Set exercise ->
Copy every line in the records below that contains the word "SObjectType".

Data for processing ->
+-------+

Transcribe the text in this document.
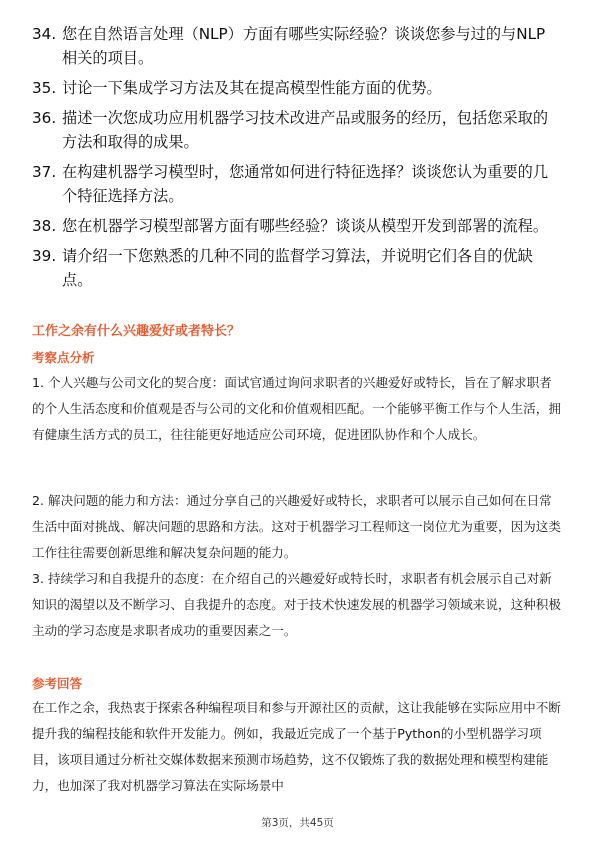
34. 您在自然语言处理（NLP）方面有哪些实际经验？谈谈您参与过的与NLP相关的项目。
35. 讨论一下集成学习方法及其在提高模型性能方面的优势。
36. 描述一次您成功应用机器学习技术改进产品或服务的经历，包括您采取的方法和取得的成果。
37. 在构建机器学习模型时，您通常如何进行特征选择？谈谈您认为重要的几个特征选择方法。
38. 您在机器学习模型部署方面有哪些经验？谈谈从模型开发到部署的流程。
39. 请介绍一下您熟悉的几种不同的监督学习算法，并说明它们各自的优缺点。
工作之余有什么兴趣爱好或者特长？
考察点分析
1. 个人兴趣与公司文化的契合度：面试官通过询问求职者的兴趣爱好或特长，旨在了解求职者的个人生活态度和价值观是否与公司的文化和价值观相匹配。一个能够平衡工作与个人生活，拥有健康生活方式的员工，往往能更好地适应公司环境，促进团队协作和个人成长。
2. 解决问题的能力和方法：通过分享自己的兴趣爱好或特长，求职者可以展示自己如何在日常生活中面对挑战、解决问题的思路和方法。这对于机器学习工程师这一岗位尤为重要，因为这类工作往往需要创新思维和解决复杂问题的能力。
3. 持续学习和自我提升的态度：在介绍自己的兴趣爱好或特长时，求职者有机会展示自己对新知识的渴望以及不断学习、自我提升的态度。对于技术快速发展的机器学习领域来说，这种积极主动的学习态度是求职者成功的重要因素之一。
参考回答
在工作之余，我热衷于探索各种编程项目和参与开源社区的贡献，这让我能够在实际应用中不断提升我的编程技能和软件开发能力。例如，我最近完成了一个基于Python的小型机器学习项目，该项目通过分析社交媒体数据来预测市场趋势，这不仅锻炼了我的数据处理和模型构建能力，也加深了我对机器学习算法在实际场景中
第3页，共45页
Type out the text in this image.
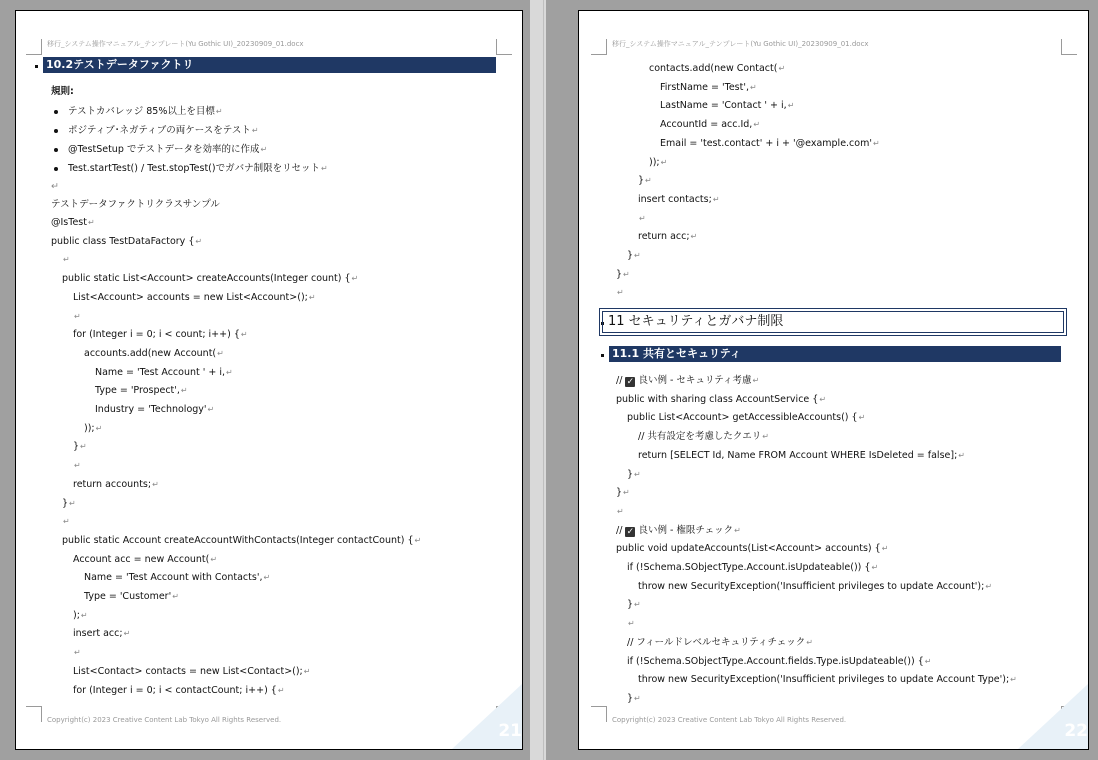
移行_システム操作マニュアル_テンプレート(Yu Gothic UI)_20230909_01.docx
10.2テストデータファクトリ
規則:
テストカバレッジ 85%以上を目標↵
ポジティブ･ネガティブの両ケースをテスト↵
@TestSetup でテストデータを効率的に作成↵
Test.startTest() / Test.stopTest()でガバナ制限をリセット↵
↵
テストデータファクトリクラスサンプル
@IsTest↵
public class TestDataFactory {↵
↵
public static List<Account> createAccounts(Integer count) {↵
List<Account> accounts = new List<Account>();↵
↵
for (Integer i = 0; i < count; i++) {↵
accounts.add(new Account(↵
Name = 'Test Account ' + i,↵
Type = 'Prospect',↵
Industry = 'Technology'↵
));↵
}↵
↵
return accounts;↵
}↵
↵
public static Account createAccountWithContacts(Integer contactCount) {↵
Account acc = new Account(↵
Name = 'Test Account with Contacts',↵
Type = 'Customer'↵
);↵
insert acc;↵
↵
List<Contact> contacts = new List<Contact>();↵
for (Integer i = 0; i < contactCount; i++) {↵
Copyright(c) 2023 Creative Content Lab Tokyo All Rights Reserved.
21
移行_システム操作マニュアル_テンプレート(Yu Gothic UI)_20230909_01.docx
contacts.add(new Contact(↵
FirstName = 'Test',↵
LastName = 'Contact ' + i,↵
AccountId = acc.Id,↵
Email = 'test.contact' + i + '@example.com'↵
));↵
}↵
insert contacts;↵
↵
return acc;↵
}↵
}↵
↵
11 セキュリティとガバナ制限
11.1 共有とセキュリティ
// ✓ 良い例 - セキュリティ考慮↵
public with sharing class AccountService {↵
public List<Account> getAccessibleAccounts() {↵
// 共有設定を考慮したクエリ↵
return [SELECT Id, Name FROM Account WHERE IsDeleted = false];↵
}↵
}↵
↵
// ✓ 良い例 - 権限チェック↵
public void updateAccounts(List<Account> accounts) {↵
if (!Schema.SObjectType.Account.isUpdateable()) {↵
throw new SecurityException('Insufficient privileges to update Account');↵
}↵
↵
// フィールドレベルセキュリティチェック↵
if (!Schema.SObjectType.Account.fields.Type.isUpdateable()) {↵
throw new SecurityException('Insufficient privileges to update Account Type');↵
}↵
Copyright(c) 2023 Creative Content Lab Tokyo All Rights Reserved.
22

+-------+

In response ->
if (!Schema.SObjectType.Account.isUpdateable()) {↵
if (!Schema.SObjectType.Account.fields.Type.isUpdateable()) {↵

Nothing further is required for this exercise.